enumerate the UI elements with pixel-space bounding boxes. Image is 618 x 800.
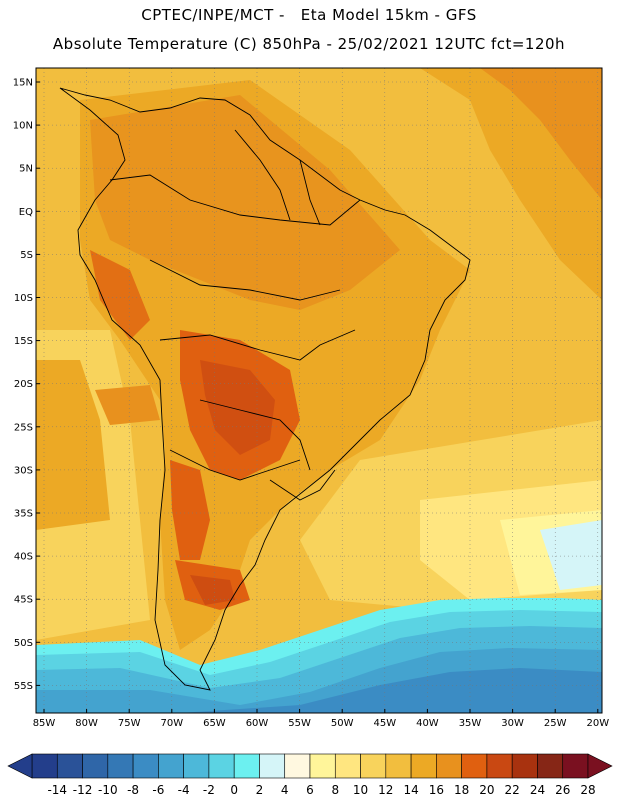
colorbar-label: 20: [479, 783, 494, 797]
lon-tick-label: 60W: [246, 718, 269, 729]
map-frame: [35, 67, 603, 714]
lon-tick-label: 55W: [288, 718, 311, 729]
colorbar-min-arrow: [7, 753, 33, 779]
colorbar-segment: [486, 753, 513, 779]
colorbar-label: -2: [203, 783, 215, 797]
colorbar-label: 22: [505, 783, 520, 797]
lat-tick-label: 20S: [14, 379, 33, 390]
colorbar-label: -6: [152, 783, 164, 797]
colorbar-segment: [208, 753, 235, 779]
colorbar-max-arrow: [587, 753, 613, 779]
country-borders: [59, 87, 471, 691]
lon-tick-label: 45W: [373, 718, 396, 729]
colorbar-segment: [537, 753, 564, 779]
lat-tick-label: 35S: [14, 509, 33, 520]
lat-tick-label: EQ: [19, 207, 33, 218]
colorbar-segment: [132, 753, 159, 779]
colorbar-segment: [259, 753, 286, 779]
colorbar-segment: [511, 753, 538, 779]
lat-tick-label: 5S: [20, 250, 33, 261]
lon-tick-label: 35W: [459, 718, 482, 729]
colorbar-segment: [385, 753, 412, 779]
colorbar-label: 18: [454, 783, 469, 797]
lat-tick-label: 5N: [19, 164, 33, 175]
lat-tick-label: 15N: [13, 78, 33, 89]
colorbar-label: -14: [47, 783, 67, 797]
colorbar-segment: [562, 753, 589, 779]
map-subtitle: Absolute Temperature (C) 850hPa - 25/02/…: [52, 35, 566, 53]
temperature-field: [36, 68, 602, 713]
latitude-axis: 15N 10N 5N EQ 5S 10S 15S 20S 25S 30S 35S 40S 45S 50S 5…: [13, 78, 40, 692]
colorbar-segment: [410, 753, 437, 779]
lat-tick-label: 15S: [14, 336, 33, 347]
colorbar: [7, 753, 613, 779]
colorbar-label: -12: [73, 783, 93, 797]
colorbar-segment: [334, 753, 361, 779]
colorbar-segment: [56, 753, 83, 779]
lon-tick-label: 85W: [33, 718, 56, 729]
colorbar-label: 8: [331, 783, 339, 797]
colorbar-segment: [360, 753, 387, 779]
colorbar-label: 14: [403, 783, 418, 797]
lon-tick-label: 30W: [501, 718, 524, 729]
longitude-axis: 85W 80W 75W 70W 65W 60W 55W 50W 45W 40W 35W 30W 25W 2…: [33, 709, 609, 729]
colorbar-label: -10: [98, 783, 118, 797]
colorbar-segment: [436, 753, 462, 779]
colorbar-label: -8: [127, 783, 139, 797]
colorbar-segment: [233, 753, 260, 779]
lon-tick-label: 20W: [586, 718, 609, 729]
lat-tick-label: 40S: [14, 552, 33, 563]
colorbar-label: 10: [353, 783, 368, 797]
lon-tick-label: 25W: [544, 718, 567, 729]
colorbar-label: 24: [530, 783, 545, 797]
lat-tick-label: 25S: [14, 422, 33, 433]
map-title: CPTEC/INPE/MCT - Eta Model 15km - GFS: [141, 6, 477, 24]
colorbar-segment: [82, 753, 109, 779]
colorbar-label: 4: [281, 783, 289, 797]
colorbar-label: 0: [230, 783, 238, 797]
lon-tick-label: 70W: [160, 718, 183, 729]
lat-tick-label: 10S: [14, 293, 33, 304]
lat-tick-label: 45S: [14, 595, 33, 606]
lon-tick-label: 80W: [75, 718, 98, 729]
colorbar-segment: [284, 753, 311, 779]
colorbar-label: 16: [429, 783, 444, 797]
colorbar-label: 2: [256, 783, 264, 797]
lon-tick-label: 75W: [118, 718, 141, 729]
lon-tick-label: 65W: [203, 718, 226, 729]
colorbar-segment: [461, 753, 488, 779]
colorbar-segment: [31, 753, 58, 779]
lat-tick-label: 55S: [14, 681, 33, 692]
colorbar-segment: [183, 753, 210, 779]
lon-tick-label: 40W: [416, 718, 439, 729]
colorbar-label: 6: [306, 783, 314, 797]
colorbar-segment: [107, 753, 134, 779]
colorbar-label: 12: [378, 783, 393, 797]
lat-tick-label: 50S: [14, 638, 33, 649]
colorbar-labels: -14 -12 -10 -8 -6 -4 -2 0 2 4 6 8 10 12 14 16 18 20 22 24 26…: [47, 783, 595, 797]
colorbar-label: 26: [555, 783, 570, 797]
lat-tick-label: 30S: [14, 465, 33, 476]
colorbar-label: 28: [580, 783, 595, 797]
colorbar-segment: [309, 753, 336, 779]
lon-tick-label: 50W: [331, 718, 354, 729]
colorbar-segment: [158, 753, 184, 779]
colorbar-label: -4: [178, 783, 190, 797]
lat-tick-label: 10N: [13, 121, 33, 132]
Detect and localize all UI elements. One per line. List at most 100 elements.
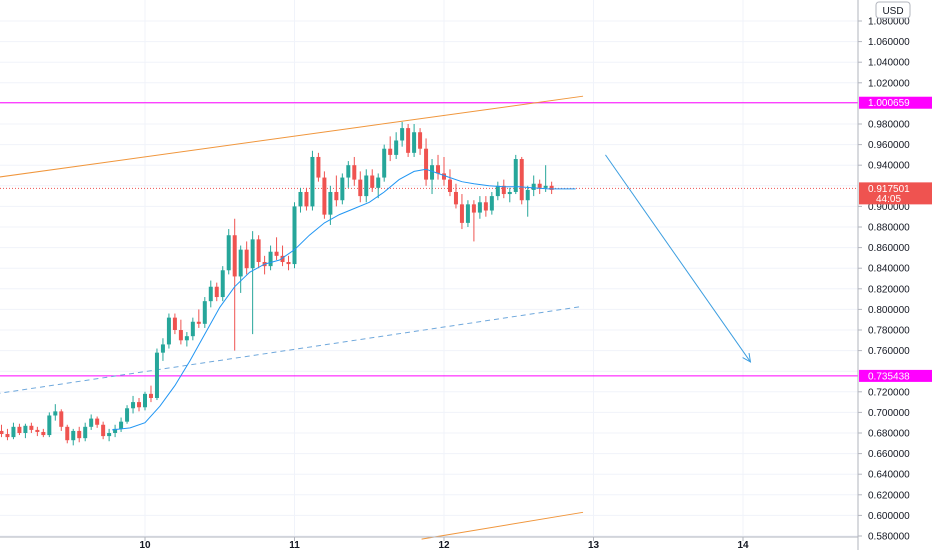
candle-body <box>358 179 363 197</box>
price-tick-label: 0.860000 <box>868 243 910 254</box>
currency-label: USD <box>882 6 903 17</box>
price-tick-label: 1.080000 <box>868 17 910 28</box>
candle-body <box>513 159 518 192</box>
price-tick-label: 0.580000 <box>868 532 910 543</box>
dashed-trend-line <box>0 305 584 394</box>
candle-body <box>5 434 10 438</box>
candle-body <box>95 418 100 425</box>
candle-body <box>489 196 494 211</box>
candle-body <box>477 202 482 213</box>
price-tick-label: 0.940000 <box>868 161 910 172</box>
candle-body <box>190 321 195 337</box>
candle-body <box>226 235 231 271</box>
candle-body <box>107 433 112 437</box>
candle-body <box>101 424 106 437</box>
candle-body <box>412 132 417 153</box>
price-tick-label: 1.020000 <box>868 78 910 89</box>
candle-body <box>418 132 423 149</box>
level-price-tag-label: 0.735438 <box>868 371 910 382</box>
candle-body <box>531 183 536 190</box>
candle-body <box>292 206 297 265</box>
price-tick-label: 0.680000 <box>868 429 910 440</box>
candle-body <box>537 183 542 188</box>
time-tick-label: 13 <box>588 540 600 550</box>
candle-body <box>394 140 399 155</box>
candle-body <box>400 128 405 141</box>
trend-line <box>421 511 584 540</box>
candle-body <box>280 255 285 263</box>
candle-body <box>238 249 243 277</box>
candle-body <box>406 128 411 153</box>
candle-body <box>113 428 118 433</box>
candle-body <box>214 286 219 298</box>
price-tick-label: 0.980000 <box>868 120 910 131</box>
time-tick-label: 11 <box>289 540 300 550</box>
candle-body <box>232 235 237 277</box>
moving-average-line <box>112 168 576 431</box>
candle-body <box>59 411 64 427</box>
candle-body <box>143 393 147 408</box>
level-price-tag <box>859 96 932 109</box>
candle-body <box>0 430 4 435</box>
annotation-lines <box>0 95 858 540</box>
candle-body <box>304 191 309 207</box>
candle-body <box>316 156 321 178</box>
candle-body <box>29 425 34 430</box>
candle-body <box>35 429 40 432</box>
candle-body <box>430 165 435 180</box>
candle-body <box>23 425 28 433</box>
price-tick-label: 0.720000 <box>868 387 910 398</box>
bar-countdown-label: 44:05 <box>876 194 901 205</box>
price-tick-label: 0.800000 <box>868 305 910 316</box>
candle-body <box>507 191 512 195</box>
candle-body <box>41 431 46 436</box>
candle-body <box>125 408 130 422</box>
candle-body <box>166 317 171 345</box>
candle-body <box>17 426 22 433</box>
price-tick-label: 0.780000 <box>868 326 910 337</box>
price-tick-label: 0.900000 <box>868 202 910 213</box>
candle-body <box>376 177 381 188</box>
forecast-arrow <box>605 154 751 363</box>
candle-body <box>83 426 88 439</box>
candle-body <box>65 426 70 441</box>
candle-body <box>77 430 82 439</box>
price-tick-label: 0.640000 <box>868 470 910 481</box>
candle-body <box>525 189 530 201</box>
candle-body <box>459 204 464 223</box>
time-tick-label: 10 <box>139 540 151 550</box>
candle-body <box>495 185 500 197</box>
candle-body <box>172 317 177 330</box>
candle-body <box>298 191 303 207</box>
candle-body <box>202 301 207 324</box>
price-axis[interactable]: 1.080000 1.060000 1.040000 1.020000 0.980000… <box>858 17 910 543</box>
candle-body <box>310 156 315 207</box>
price-tick-label: 1.040000 <box>868 58 910 69</box>
candle-body <box>447 179 452 192</box>
candle-body <box>286 262 291 265</box>
candle-body <box>543 185 548 188</box>
time-tick-label: 14 <box>737 540 749 550</box>
candle-body <box>346 165 351 178</box>
candle-body <box>148 393 153 398</box>
candle-body <box>256 239 261 263</box>
currency-button[interactable]: USD <box>875 1 911 19</box>
candle-body <box>220 270 225 298</box>
time-tick-label: 12 <box>438 540 450 550</box>
forecast-arrow-head <box>742 352 752 363</box>
price-tick-label: 0.700000 <box>868 408 910 419</box>
candle-body <box>11 426 16 438</box>
candle-body <box>119 421 124 429</box>
candle-body <box>471 204 476 213</box>
candle-body <box>424 148 429 180</box>
candle-body <box>196 321 201 324</box>
candle-body <box>53 411 58 416</box>
last-price-tag <box>859 182 932 205</box>
candle-body <box>442 173 446 180</box>
time-axis[interactable]: 10 11 12 13 14 <box>139 537 749 550</box>
price-tick-label: 0.600000 <box>868 511 910 522</box>
candle-body <box>250 239 255 269</box>
price-tick-label: 0.960000 <box>868 140 910 151</box>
______
Copy the records from the line with "colorbar-label: 20: [479, 783, 494, 797]" up to and including the line with "colorbar-label: 22: [505, 783, 520, 797]".

# The reply
colorbar-label: 20: [479, 783, 494, 797]
lon-tick-label: 60W: [246, 718, 269, 729]
map-frame: [35, 67, 603, 714]
lon-tick-label: 55W: [288, 718, 311, 729]
colorbar-min-arrow: [7, 753, 33, 779]
colorbar-segment: [486, 753, 513, 779]
colorbar-label: -2: [203, 783, 215, 797]
colorbar-label: 22: [505, 783, 520, 797]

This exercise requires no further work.